*WHAT YOU NEED TO DO*:
In the listing that follows, how many lines contain the string "Applications"? Provide only the number.
....
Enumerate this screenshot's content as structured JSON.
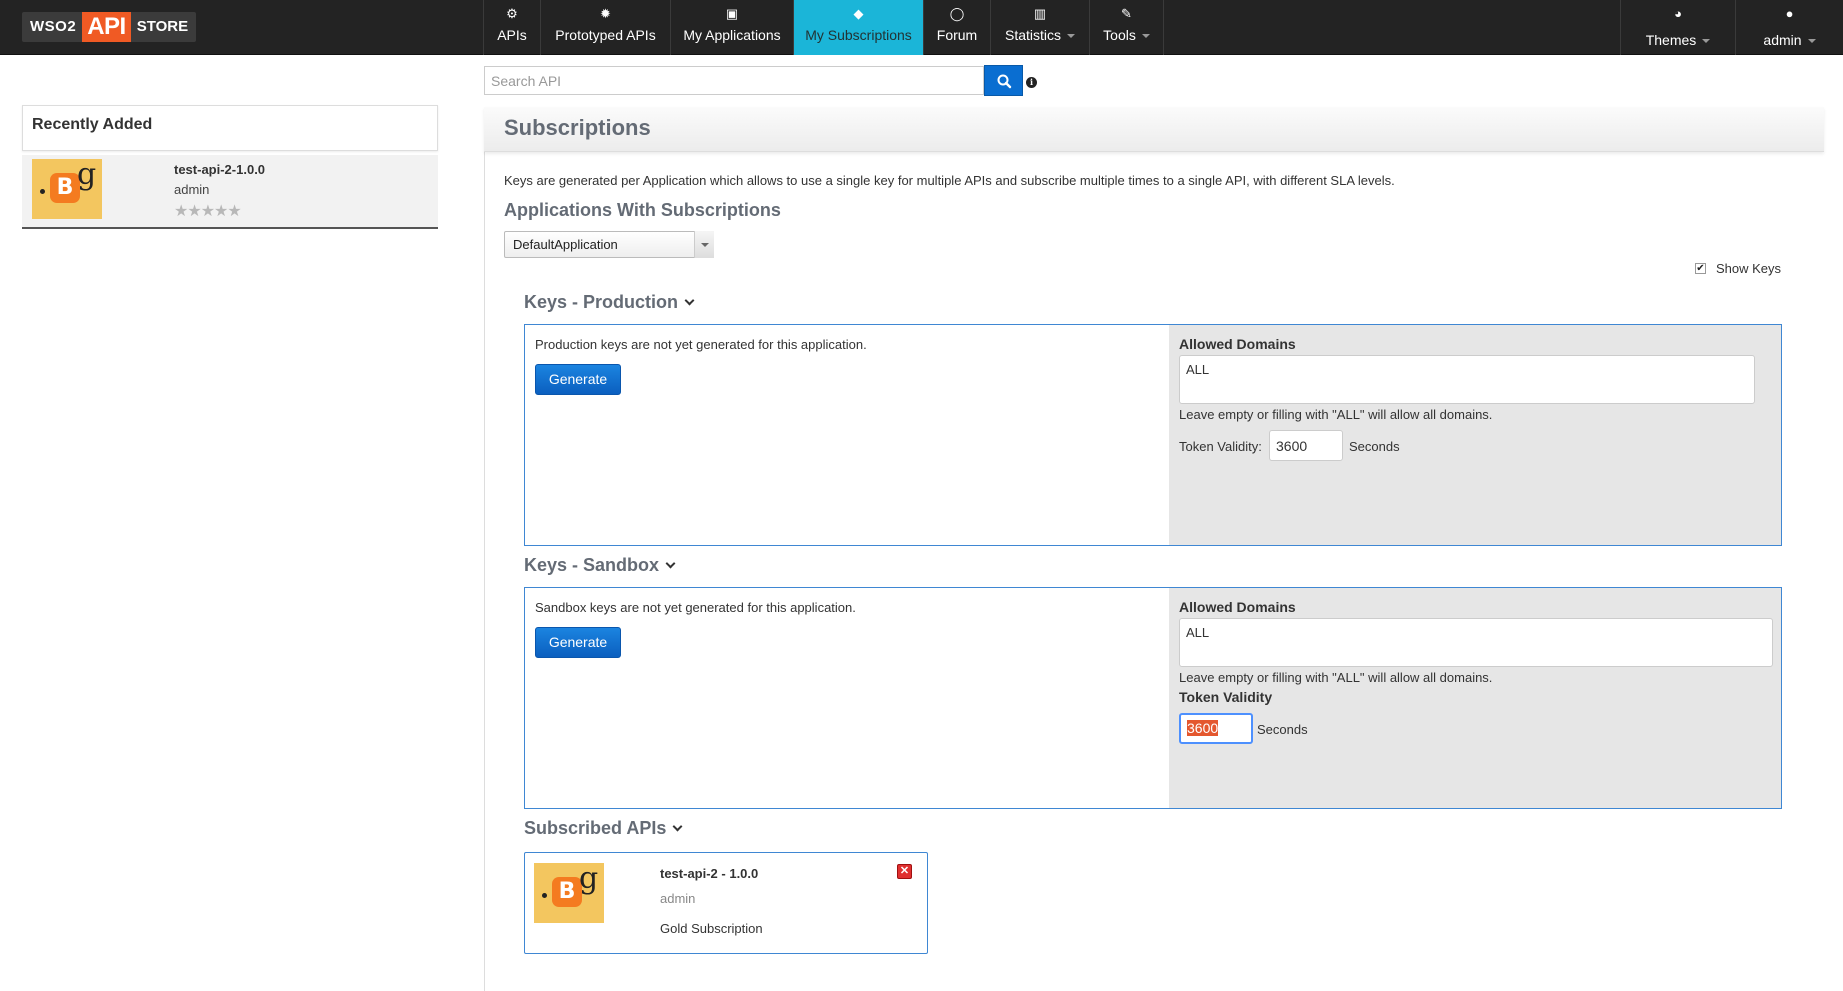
{
  "header": {
    "logo": {
      "wso2": "WSO2",
      "api": "API",
      "store": "STORE"
    },
    "nav": [
      {
        "label": "APIs",
        "icon": "cogs-icon"
      },
      {
        "label": "Prototyped APIs",
        "icon": "cog-icon"
      },
      {
        "label": "My Applications",
        "icon": "briefcase-icon"
      },
      {
        "label": "My Subscriptions",
        "icon": "tags-icon",
        "active": true
      },
      {
        "label": "Forum",
        "icon": "comment-icon"
      },
      {
        "label": "Statistics",
        "icon": "bar-chart-icon",
        "dropdown": true
      },
      {
        "label": "Tools",
        "icon": "wrench-icon",
        "dropdown": true
      }
    ],
    "themes_label": "Themes",
    "user_label": "admin",
    "active_color": "#1bb5d8"
  },
  "search": {
    "placeholder": "Search API",
    "value": ""
  },
  "sidebar": {
    "title": "Recently Added",
    "items": [
      {
        "name": "test-api-2-1.0.0",
        "owner": "admin",
        "rating": 0,
        "stars": "★★★★★"
      }
    ]
  },
  "main": {
    "title": "Subscriptions",
    "intro": "Keys are generated per Application which allows to use a single key for multiple APIs and subscribe multiple times to a single API, with different SLA levels.",
    "apps_heading": "Applications With Subscriptions",
    "selected_application": "DefaultApplication",
    "show_keys_label": "Show Keys",
    "show_keys_checked": true,
    "production": {
      "title": "Keys - Production",
      "message": "Production keys are not yet generated for this application.",
      "generate_label": "Generate",
      "allowed_domains_label": "Allowed Domains",
      "allowed_domains_value": "ALL",
      "domains_help": "Leave empty or filling with \"ALL\" will allow all domains.",
      "token_validity_label": "Token Validity:",
      "token_validity_value": "3600",
      "seconds_label": "Seconds"
    },
    "sandbox": {
      "title": "Keys - Sandbox",
      "message": "Sandbox keys are not yet generated for this application.",
      "generate_label": "Generate",
      "allowed_domains_label": "Allowed Domains",
      "allowed_domains_value": "ALL",
      "domains_help": "Leave empty or filling with \"ALL\" will allow all domains.",
      "token_validity_label": "Token Validity",
      "token_validity_value": "3600",
      "seconds_label": "Seconds"
    },
    "subscribed": {
      "title": "Subscribed APIs",
      "items": [
        {
          "name": "test-api-2 - 1.0.0",
          "owner": "admin",
          "tier": "Gold Subscription"
        }
      ]
    }
  }
}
....
*WORKED ANSWER*:
2